**EXERCISE MATERIAL:**
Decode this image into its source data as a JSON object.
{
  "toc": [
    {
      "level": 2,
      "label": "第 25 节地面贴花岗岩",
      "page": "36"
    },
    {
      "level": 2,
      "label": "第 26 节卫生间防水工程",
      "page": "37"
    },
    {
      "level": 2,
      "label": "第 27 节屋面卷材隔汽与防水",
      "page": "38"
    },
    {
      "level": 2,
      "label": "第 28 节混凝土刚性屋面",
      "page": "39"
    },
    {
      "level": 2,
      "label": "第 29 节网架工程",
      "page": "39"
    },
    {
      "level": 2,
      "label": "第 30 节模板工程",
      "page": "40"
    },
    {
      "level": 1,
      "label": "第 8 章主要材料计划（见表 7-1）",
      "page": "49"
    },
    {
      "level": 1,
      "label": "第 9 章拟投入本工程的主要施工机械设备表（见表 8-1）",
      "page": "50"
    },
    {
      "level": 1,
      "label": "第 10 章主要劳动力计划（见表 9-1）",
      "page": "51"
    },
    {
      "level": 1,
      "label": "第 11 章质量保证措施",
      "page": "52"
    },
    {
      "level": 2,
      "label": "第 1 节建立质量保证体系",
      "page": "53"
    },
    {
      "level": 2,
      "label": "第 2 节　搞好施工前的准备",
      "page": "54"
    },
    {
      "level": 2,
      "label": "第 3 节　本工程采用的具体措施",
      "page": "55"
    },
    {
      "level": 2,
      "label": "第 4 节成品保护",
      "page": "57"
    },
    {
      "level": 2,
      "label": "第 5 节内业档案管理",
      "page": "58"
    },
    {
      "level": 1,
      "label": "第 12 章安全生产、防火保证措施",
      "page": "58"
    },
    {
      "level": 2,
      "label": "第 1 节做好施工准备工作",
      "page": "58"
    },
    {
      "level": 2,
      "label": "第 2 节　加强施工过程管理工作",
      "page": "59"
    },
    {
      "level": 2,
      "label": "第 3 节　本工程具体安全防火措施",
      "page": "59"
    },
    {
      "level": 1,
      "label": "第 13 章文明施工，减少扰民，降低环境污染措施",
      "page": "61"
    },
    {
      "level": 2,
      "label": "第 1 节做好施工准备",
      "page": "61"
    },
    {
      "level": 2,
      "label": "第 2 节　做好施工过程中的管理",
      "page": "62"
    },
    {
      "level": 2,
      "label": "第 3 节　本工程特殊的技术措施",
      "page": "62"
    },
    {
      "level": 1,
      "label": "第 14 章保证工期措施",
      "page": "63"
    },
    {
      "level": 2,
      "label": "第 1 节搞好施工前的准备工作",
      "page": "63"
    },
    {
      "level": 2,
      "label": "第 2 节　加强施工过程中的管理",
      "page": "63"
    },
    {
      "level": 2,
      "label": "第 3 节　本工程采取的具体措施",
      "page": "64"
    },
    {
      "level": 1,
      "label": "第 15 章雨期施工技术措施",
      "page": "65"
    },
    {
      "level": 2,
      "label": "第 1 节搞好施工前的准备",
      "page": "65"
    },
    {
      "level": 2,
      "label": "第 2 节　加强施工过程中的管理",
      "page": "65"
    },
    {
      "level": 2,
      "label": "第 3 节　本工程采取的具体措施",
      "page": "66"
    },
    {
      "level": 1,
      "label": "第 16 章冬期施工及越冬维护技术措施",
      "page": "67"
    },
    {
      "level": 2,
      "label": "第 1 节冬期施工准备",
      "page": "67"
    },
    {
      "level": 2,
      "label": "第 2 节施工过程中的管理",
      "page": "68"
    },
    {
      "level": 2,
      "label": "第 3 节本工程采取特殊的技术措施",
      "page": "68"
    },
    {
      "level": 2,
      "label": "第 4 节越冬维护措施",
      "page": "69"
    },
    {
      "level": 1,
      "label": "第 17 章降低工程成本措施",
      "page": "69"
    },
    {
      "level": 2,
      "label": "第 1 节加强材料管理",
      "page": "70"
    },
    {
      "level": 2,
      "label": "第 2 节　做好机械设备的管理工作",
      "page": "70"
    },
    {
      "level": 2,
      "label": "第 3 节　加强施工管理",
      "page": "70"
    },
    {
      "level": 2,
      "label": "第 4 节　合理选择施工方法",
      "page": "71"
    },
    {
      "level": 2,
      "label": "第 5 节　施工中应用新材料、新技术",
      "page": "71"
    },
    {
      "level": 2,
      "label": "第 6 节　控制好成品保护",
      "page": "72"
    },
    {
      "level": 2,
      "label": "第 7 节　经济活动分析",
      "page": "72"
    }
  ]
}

**TASK:**
Once more, set down the full listing, verbatim.

**FINAL RESULT:**
Decode this image into its source data as a JSON object.
{
  "toc": [
    {
      "level": 2,
      "label": "第 25 节地面贴花岗岩",
      "page": "36"
    },
    {
      "level": 2,
      "label": "第 26 节卫生间防水工程",
      "page": "37"
    },
    {
      "level": 2,
      "label": "第 27 节屋面卷材隔汽与防水",
      "page": "38"
    },
    {
      "level": 2,
      "label": "第 28 节混凝土刚性屋面",
      "page": "39"
    },
    {
      "level": 2,
      "label": "第 29 节网架工程",
      "page": "39"
    },
    {
      "level": 2,
      "label": "第 30 节模板工程",
      "page": "40"
    },
    {
      "level": 1,
      "label": "第 8 章主要材料计划（见表 7-1）",
      "page": "49"
    },
    {
      "level": 1,
      "label": "第 9 章拟投入本工程的主要施工机械设备表（见表 8-1）",
      "page": "50"
    },
    {
      "level": 1,
      "label": "第 10 章主要劳动力计划（见表 9-1）",
      "page": "51"
    },
    {
      "level": 1,
      "label": "第 11 章质量保证措施",
      "page": "52"
    },
    {
      "level": 2,
      "label": "第 1 节建立质量保证体系",
      "page": "53"
    },
    {
      "level": 2,
      "label": "第 2 节　搞好施工前的准备",
      "page": "54"
    },
    {
      "level": 2,
      "label": "第 3 节　本工程采用的具体措施",
      "page": "55"
    },
    {
      "level": 2,
      "label": "第 4 节成品保护",
      "page": "57"
    },
    {
      "level": 2,
      "label": "第 5 节内业档案管理",
      "page": "58"
    },
    {
      "level": 1,
      "label": "第 12 章安全生产、防火保证措施",
      "page": "58"
    },
    {
      "level": 2,
      "label": "第 1 节做好施工准备工作",
      "page": "58"
    },
    {
      "level": 2,
      "label": "第 2 节　加强施工过程管理工作",
      "page": "59"
    },
    {
      "level": 2,
      "label": "第 3 节　本工程具体安全防火措施",
      "page": "59"
    },
    {
      "level": 1,
      "label": "第 13 章文明施工，减少扰民，降低环境污染措施",
      "page": "61"
    },
    {
      "level": 2,
      "label": "第 1 节做好施工准备",
      "page": "61"
    },
    {
      "level": 2,
      "label": "第 2 节　做好施工过程中的管理",
      "page": "62"
    },
    {
      "level": 2,
      "label": "第 3 节　本工程特殊的技术措施",
      "page": "62"
    },
    {
      "level": 1,
      "label": "第 14 章保证工期措施",
      "page": "63"
    },
    {
      "level": 2,
      "label": "第 1 节搞好施工前的准备工作",
      "page": "63"
    },
    {
      "level": 2,
      "label": "第 2 节　加强施工过程中的管理",
      "page": "63"
    },
    {
      "level": 2,
      "label": "第 3 节　本工程采取的具体措施",
      "page": "64"
    },
    {
      "level": 1,
      "label": "第 15 章雨期施工技术措施",
      "page": "65"
    },
    {
      "level": 2,
      "label": "第 1 节搞好施工前的准备",
      "page": "65"
    },
    {
      "level": 2,
      "label": "第 2 节　加强施工过程中的管理",
      "page": "65"
    },
    {
      "level": 2,
      "label": "第 3 节　本工程采取的具体措施",
      "page": "66"
    },
    {
      "level": 1,
      "label": "第 16 章冬期施工及越冬维护技术措施",
      "page": "67"
    },
    {
      "level": 2,
      "label": "第 1 节冬期施工准备",
      "page": "67"
    },
    {
      "level": 2,
      "label": "第 2 节施工过程中的管理",
      "page": "68"
    },
    {
      "level": 2,
      "label": "第 3 节本工程采取特殊的技术措施",
      "page": "68"
    },
    {
      "level": 2,
      "label": "第 4 节越冬维护措施",
      "page": "69"
    },
    {
      "level": 1,
      "label": "第 17 章降低工程成本措施",
      "page": "69"
    },
    {
      "level": 2,
      "label": "第 1 节加强材料管理",
      "page": "70"
    },
    {
      "level": 2,
      "label": "第 2 节　做好机械设备的管理工作",
      "page": "70"
    },
    {
      "level": 2,
      "label": "第 3 节　加强施工管理",
      "page": "70"
    },
    {
      "level": 2,
      "label": "第 4 节　合理选择施工方法",
      "page": "71"
    },
    {
      "level": 2,
      "label": "第 5 节　施工中应用新材料、新技术",
      "page": "71"
    },
    {
      "level": 2,
      "label": "第 6 节　控制好成品保护",
      "page": "72"
    },
    {
      "level": 2,
      "label": "第 7 节　经济活动分析",
      "page": "72"
    }
  ]
}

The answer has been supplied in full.